[Page content transcription data]
-*-

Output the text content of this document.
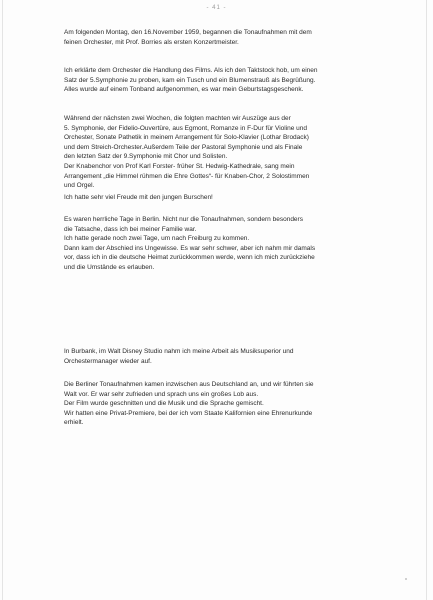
- 41 -

Am folgenden Montag, den 16.November 1959, begannen die Tonaufnahmen mit dem
feinen Orchester, mit Prof. Borries als ersten Konzertmeister.

Ich erklärte dem Orchester die Handlung des Films. Als ich den Taktstock hob, um einen
Satz der 5.Symphonie zu proben, kam ein Tusch und ein Blumenstrauß als Begrüßung.
Alles wurde auf einem Tonband aufgenommen, es war mein Geburtstagsgeschenk.

Während der nächsten zwei Wochen, die folgten machten wir Auszüge aus der
5. Symphonie, der Fidelio-Ouvertüre, aus Egmont, Romanze in F-Dur für Violine und
Orchester, Sonate Pathetik in meinem Arrangement für Solo-Klavier (Lothar Brodack)
und dem Streich-Orchester.Außerdem Teile der Pastoral Symphonie und als Finale
den letzten Satz der 9.Symphonie mit Chor und Solisten.
Der Knabenchor von Prof Karl Forster- früher St. Hedwig-Kathedrale, sang mein
Arrangement „die Himmel rühmen die Ehre Gottes“- für Knaben-Chor, 2 Solostimmen
und Orgel.

Ich hatte sehr viel Freude mit den jungen Burschen!

Es waren herrliche Tage in Berlin. Nicht nur die Tonaufnahmen, sondern besonders
die Tatsache, dass ich bei meiner Familie war.
Ich hatte gerade noch zwei Tage, um nach Freiburg zu kommen.
Dann kam der Abschied ins Ungewisse. Es war sehr schwer, aber ich nahm mir damals
vor, dass ich in die deutsche Heimat zurückkommen werde, wenn ich mich zurückziehe
und die Umstände es erlauben.

In Burbank, im Walt Disney Studio nahm ich meine Arbeit als Musiksuperior und
Orchestermanager wieder auf.

Die Berliner Tonaufnahmen kamen inzwischen aus Deutschland an, und wir führten sie
Walt vor. Er war sehr zufrieden und sprach uns ein großes Lob aus.
Der Film wurde geschnitten und die Musik und die Sprache gemischt.
Wir hatten eine Privat-Premiere, bei der ich vom Staate Kalifornien eine Ehrenurkunde
erhielt.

-*-

## About this exercise
The records above are to be repeated exactly, with the pictures left out.

## Task answer
Output the text content of this document.
- 41 -

Am folgenden Montag, den 16.November 1959, begannen die Tonaufnahmen mit dem
feinen Orchester, mit Prof. Borries als ersten Konzertmeister.

Ich erklärte dem Orchester die Handlung des Films. Als ich den Taktstock hob, um einen
Satz der 5.Symphonie zu proben, kam ein Tusch und ein Blumenstrauß als Begrüßung.
Alles wurde auf einem Tonband aufgenommen, es war mein Geburtstagsgeschenk.

Während der nächsten zwei Wochen, die folgten machten wir Auszüge aus der
5. Symphonie, der Fidelio-Ouvertüre, aus Egmont, Romanze in F-Dur für Violine und
Orchester, Sonate Pathetik in meinem Arrangement für Solo-Klavier (Lothar Brodack)
und dem Streich-Orchester.Außerdem Teile der Pastoral Symphonie und als Finale
den letzten Satz der 9.Symphonie mit Chor und Solisten.
Der Knabenchor von Prof Karl Forster- früher St. Hedwig-Kathedrale, sang mein
Arrangement „die Himmel rühmen die Ehre Gottes“- für Knaben-Chor, 2 Solostimmen
und Orgel.

Ich hatte sehr viel Freude mit den jungen Burschen!

Es waren herrliche Tage in Berlin. Nicht nur die Tonaufnahmen, sondern besonders
die Tatsache, dass ich bei meiner Familie war.
Ich hatte gerade noch zwei Tage, um nach Freiburg zu kommen.
Dann kam der Abschied ins Ungewisse. Es war sehr schwer, aber ich nahm mir damals
vor, dass ich in die deutsche Heimat zurückkommen werde, wenn ich mich zurückziehe
und die Umstände es erlauben.

In Burbank, im Walt Disney Studio nahm ich meine Arbeit als Musiksuperior und
Orchestermanager wieder auf.

Die Berliner Tonaufnahmen kamen inzwischen aus Deutschland an, und wir führten sie
Walt vor. Er war sehr zufrieden und sprach uns ein großes Lob aus.
Der Film wurde geschnitten und die Musik und die Sprache gemischt.
Wir hatten eine Privat-Premiere, bei der ich vom Staate Kalifornien eine Ehrenurkunde
erhielt.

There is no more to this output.